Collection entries
○ ○ ○ ○ ○

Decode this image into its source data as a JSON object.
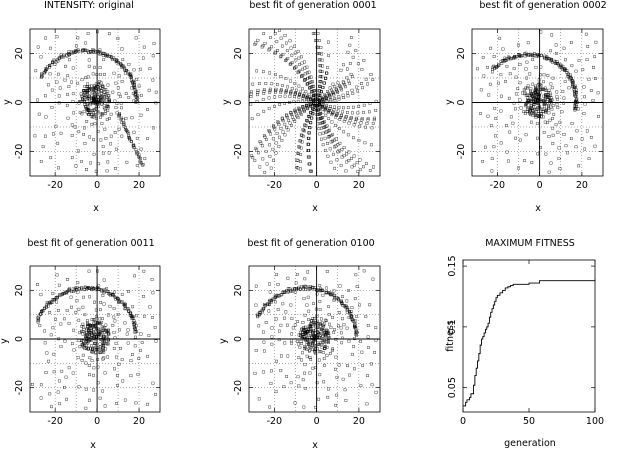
{
  "chart_data": [
    {
      "type": "scatter",
      "title": "INTENSITY: original",
      "xlabel": "x",
      "ylabel": "y",
      "xlim": [
        -32,
        30
      ],
      "ylim": [
        -30,
        30
      ],
      "xticks": [
        -20,
        0,
        20
      ],
      "yticks": [
        -20,
        0,
        20
      ],
      "grid": true,
      "marker": "open-square",
      "spiral": {
        "disk_extent": 28,
        "arm_radius": 26,
        "arm_from_deg": 0,
        "arm_to_deg": 150,
        "variant": "original"
      }
    },
    {
      "type": "scatter",
      "title": "best fit of generation 0001",
      "xlabel": "x",
      "ylabel": "y",
      "xlim": [
        -32,
        30
      ],
      "ylim": [
        -30,
        30
      ],
      "xticks": [
        -20,
        0,
        20
      ],
      "yticks": [
        -20,
        0,
        20
      ],
      "grid": true,
      "marker": "open-square",
      "spiral": {
        "disk_extent": 28,
        "arm_radius": 0,
        "arm_from_deg": 0,
        "arm_to_deg": 0,
        "variant": "fan"
      }
    },
    {
      "type": "scatter",
      "title": "best fit of generation 0002",
      "xlabel": "x",
      "ylabel": "y",
      "xlim": [
        -32,
        30
      ],
      "ylim": [
        -30,
        30
      ],
      "xticks": [
        -20,
        0,
        20
      ],
      "yticks": [
        -20,
        0,
        20
      ],
      "grid": true,
      "marker": "open-square",
      "spiral": {
        "disk_extent": 28,
        "arm_radius": 24,
        "arm_from_deg": -10,
        "arm_to_deg": 140,
        "variant": "spiral"
      }
    },
    {
      "type": "scatter",
      "title": "best fit of generation 0011",
      "xlabel": "x",
      "ylabel": "y",
      "xlim": [
        -32,
        30
      ],
      "ylim": [
        -30,
        30
      ],
      "xticks": [
        -20,
        0,
        20
      ],
      "yticks": [
        -20,
        0,
        20
      ],
      "grid": true,
      "marker": "open-square",
      "spiral": {
        "disk_extent": 28,
        "arm_radius": 26,
        "arm_from_deg": 10,
        "arm_to_deg": 160,
        "variant": "spiral"
      }
    },
    {
      "type": "scatter",
      "title": "best fit of generation 0100",
      "xlabel": "x",
      "ylabel": "y",
      "xlim": [
        -32,
        30
      ],
      "ylim": [
        -30,
        30
      ],
      "xticks": [
        -20,
        0,
        20
      ],
      "yticks": [
        -20,
        0,
        20
      ],
      "grid": true,
      "marker": "open-square",
      "spiral": {
        "disk_extent": 28,
        "arm_radius": 26,
        "arm_from_deg": 5,
        "arm_to_deg": 155,
        "variant": "spiral"
      }
    },
    {
      "type": "line",
      "title": "MAXIMUM FITNESS",
      "xlabel": "generation",
      "ylabel": "fitness",
      "xlim": [
        0,
        100
      ],
      "ylim": [
        0.03,
        0.155
      ],
      "xticks": [
        0,
        50,
        100
      ],
      "yticks": [
        0.05,
        0.1,
        0.15
      ],
      "ytick_labels": [
        "0.05",
        "0.1",
        "0.15"
      ],
      "grid": false,
      "x": [
        0,
        2,
        3,
        5,
        6,
        8,
        9,
        10,
        11,
        12,
        13,
        14,
        15,
        16,
        17,
        18,
        19,
        20,
        21,
        22,
        23,
        24,
        25,
        26,
        28,
        30,
        32,
        34,
        36,
        38,
        40,
        45,
        50,
        55,
        58,
        60,
        70,
        80,
        90,
        100
      ],
      "y": [
        0.035,
        0.038,
        0.04,
        0.042,
        0.045,
        0.052,
        0.06,
        0.066,
        0.072,
        0.078,
        0.085,
        0.09,
        0.092,
        0.095,
        0.098,
        0.1,
        0.103,
        0.108,
        0.112,
        0.115,
        0.118,
        0.121,
        0.124,
        0.126,
        0.128,
        0.13,
        0.132,
        0.133,
        0.134,
        0.135,
        0.135,
        0.135,
        0.136,
        0.136,
        0.138,
        0.138,
        0.138,
        0.138,
        0.138,
        0.139
      ]
    }
  ],
  "colors": {
    "ink": "#000000",
    "grid": "#555555",
    "background": "#ffffff"
  }
}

○ ○ ○ ○ ○

- _SET TASK_
Find all the lines containing "best" in the material, then copy them.

- _EXPECTED OUTPUT_
      "title": "best fit of generation 0001",
      "title": "best fit of generation 0002",
      "title": "best fit of generation 0011",
      "title": "best fit of generation 0100",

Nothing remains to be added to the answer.